» STATED EXERCISE: Give the number of lines in the listing that hold the word "made". Write nothing but that number.

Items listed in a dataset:
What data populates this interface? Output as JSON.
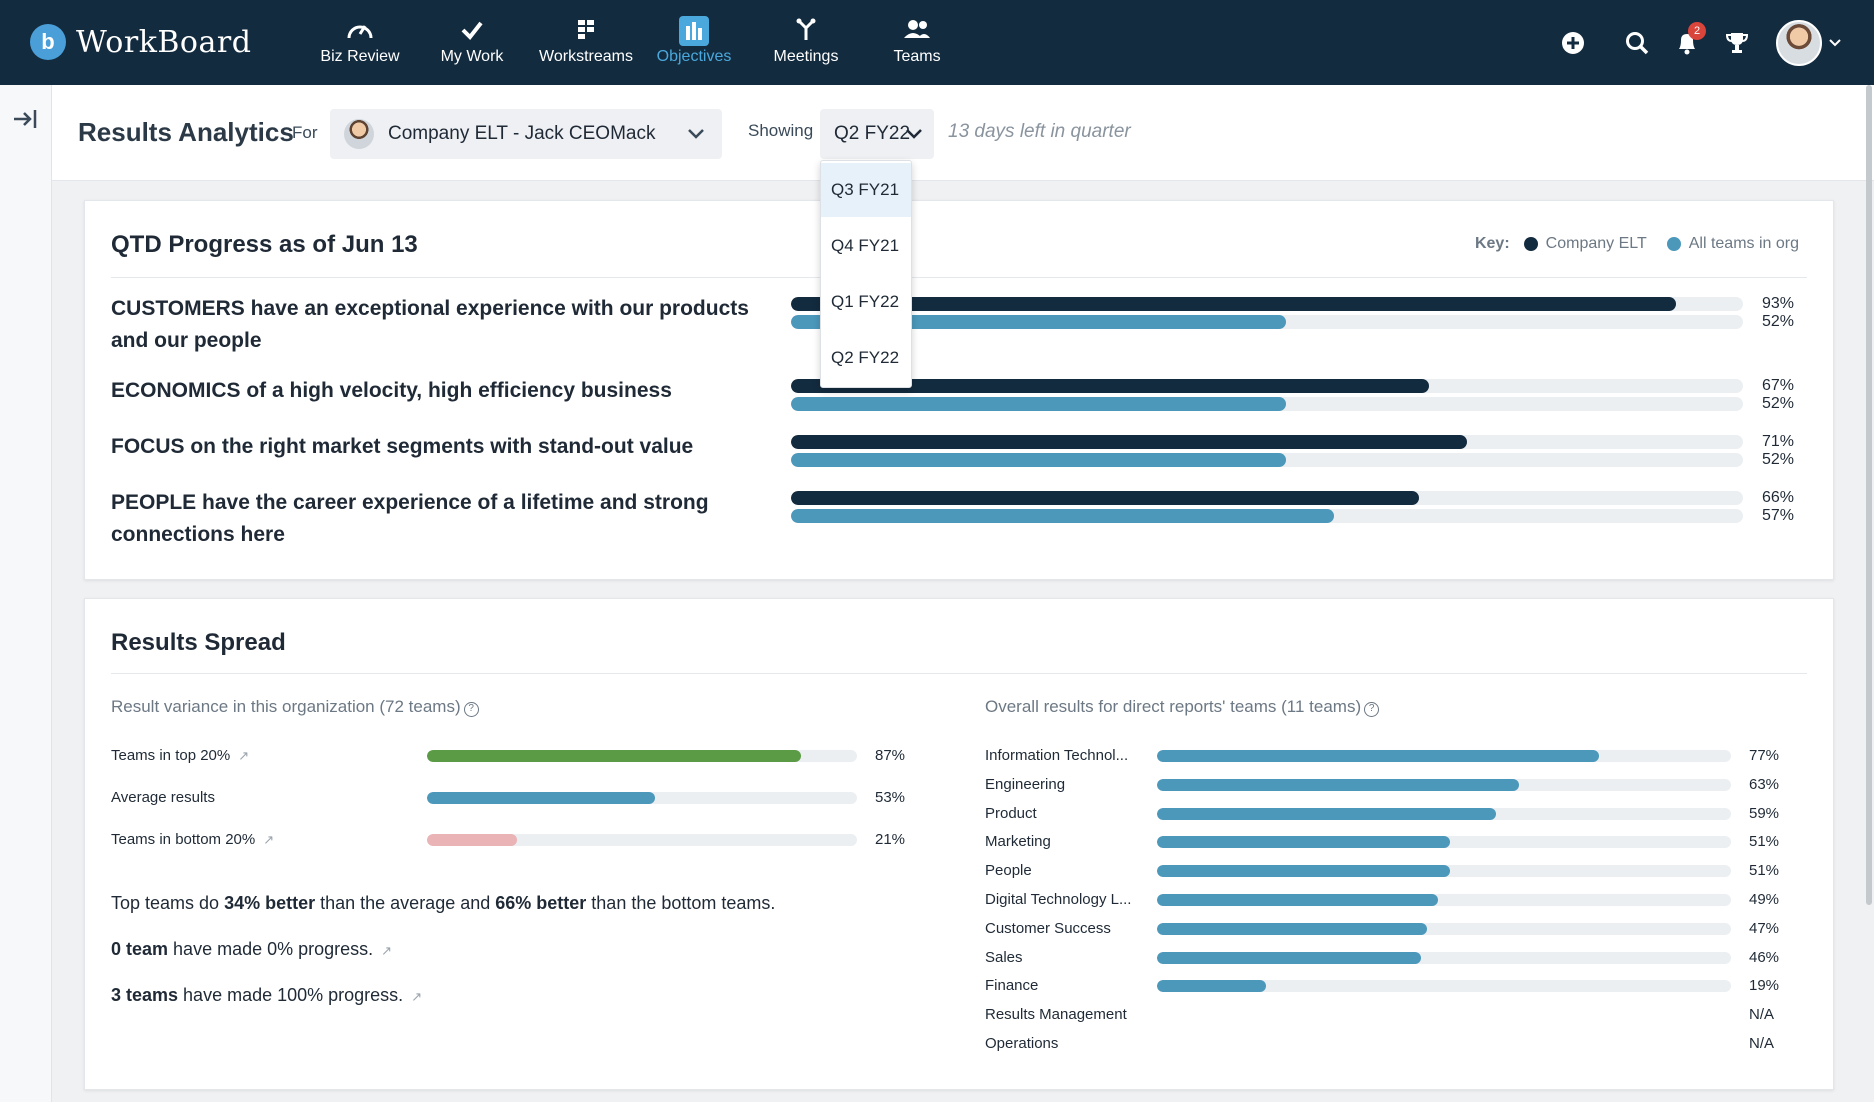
{
  "app": {
    "name": "WorkBoard",
    "notification_count": "2"
  },
  "nav": [
    {
      "label": "Biz Review",
      "icon": "gauge-icon"
    },
    {
      "label": "My Work",
      "icon": "check-icon"
    },
    {
      "label": "Workstreams",
      "icon": "workstreams-icon"
    },
    {
      "label": "Objectives",
      "icon": "bar-chart-icon",
      "active": true
    },
    {
      "label": "Meetings",
      "icon": "meetings-icon"
    },
    {
      "label": "Teams",
      "icon": "teams-icon"
    }
  ],
  "header": {
    "title": "Results Analytics",
    "for_label": "For",
    "owner": "Company ELT - Jack CEOMack",
    "showing_label": "Showing",
    "quarter": "Q2 FY22",
    "days_left": "13 days left in quarter"
  },
  "quarter_options": [
    "Q3 FY21",
    "Q4 FY21",
    "Q1 FY22",
    "Q2 FY22"
  ],
  "qtd": {
    "title": "QTD Progress as of Jun 13",
    "key_label": "Key:",
    "key_company": "Company ELT",
    "key_all": "All teams in org",
    "colors": {
      "company": "#132b3f",
      "all": "#4c98bb"
    },
    "objectives": [
      {
        "label": "CUSTOMERS have an exceptional experience with our products and our people",
        "company": 93,
        "all": 52,
        "company_label": "93%",
        "all_label": "52%"
      },
      {
        "label": "ECONOMICS of a high velocity, high efficiency business",
        "company": 67,
        "all": 52,
        "company_label": "67%",
        "all_label": "52%"
      },
      {
        "label": "FOCUS on the right market segments with stand-out value",
        "company": 71,
        "all": 52,
        "company_label": "71%",
        "all_label": "52%"
      },
      {
        "label": "PEOPLE have the career experience of a lifetime and strong connections here",
        "company": 66,
        "all": 57,
        "company_label": "66%",
        "all_label": "57%"
      }
    ]
  },
  "spread": {
    "title": "Results Spread",
    "variance_title": "Result variance in this organization (72 teams)",
    "variance": [
      {
        "label": "Teams in top 20%",
        "value": 87,
        "value_label": "87%",
        "color": "green",
        "link": true
      },
      {
        "label": "Average results",
        "value": 53,
        "value_label": "53%",
        "color": "blue",
        "link": false
      },
      {
        "label": "Teams in bottom 20%",
        "value": 21,
        "value_label": "21%",
        "color": "pink",
        "link": true
      }
    ],
    "summary1": {
      "a": "Top teams do ",
      "b": "34% better",
      "c": " than the average and ",
      "d": "66% better",
      "e": " than the bottom teams."
    },
    "summary2": {
      "b": "0 team",
      "c": " have made 0% progress."
    },
    "summary3": {
      "b": "3 teams",
      "c": " have made 100% progress."
    },
    "direct_title": "Overall results for direct reports' teams (11 teams)",
    "direct": [
      {
        "label": "Information Technol...",
        "value": 77,
        "value_label": "77%"
      },
      {
        "label": "Engineering",
        "value": 63,
        "value_label": "63%"
      },
      {
        "label": "Product",
        "value": 59,
        "value_label": "59%"
      },
      {
        "label": "Marketing",
        "value": 51,
        "value_label": "51%"
      },
      {
        "label": "People",
        "value": 51,
        "value_label": "51%"
      },
      {
        "label": "Digital Technology L...",
        "value": 49,
        "value_label": "49%"
      },
      {
        "label": "Customer Success",
        "value": 47,
        "value_label": "47%"
      },
      {
        "label": "Sales",
        "value": 46,
        "value_label": "46%"
      },
      {
        "label": "Finance",
        "value": 19,
        "value_label": "19%"
      },
      {
        "label": "Results Management",
        "value": null,
        "value_label": "N/A"
      },
      {
        "label": "Operations",
        "value": null,
        "value_label": "N/A"
      }
    ]
  }
}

» THE COMPLETED TASK: 2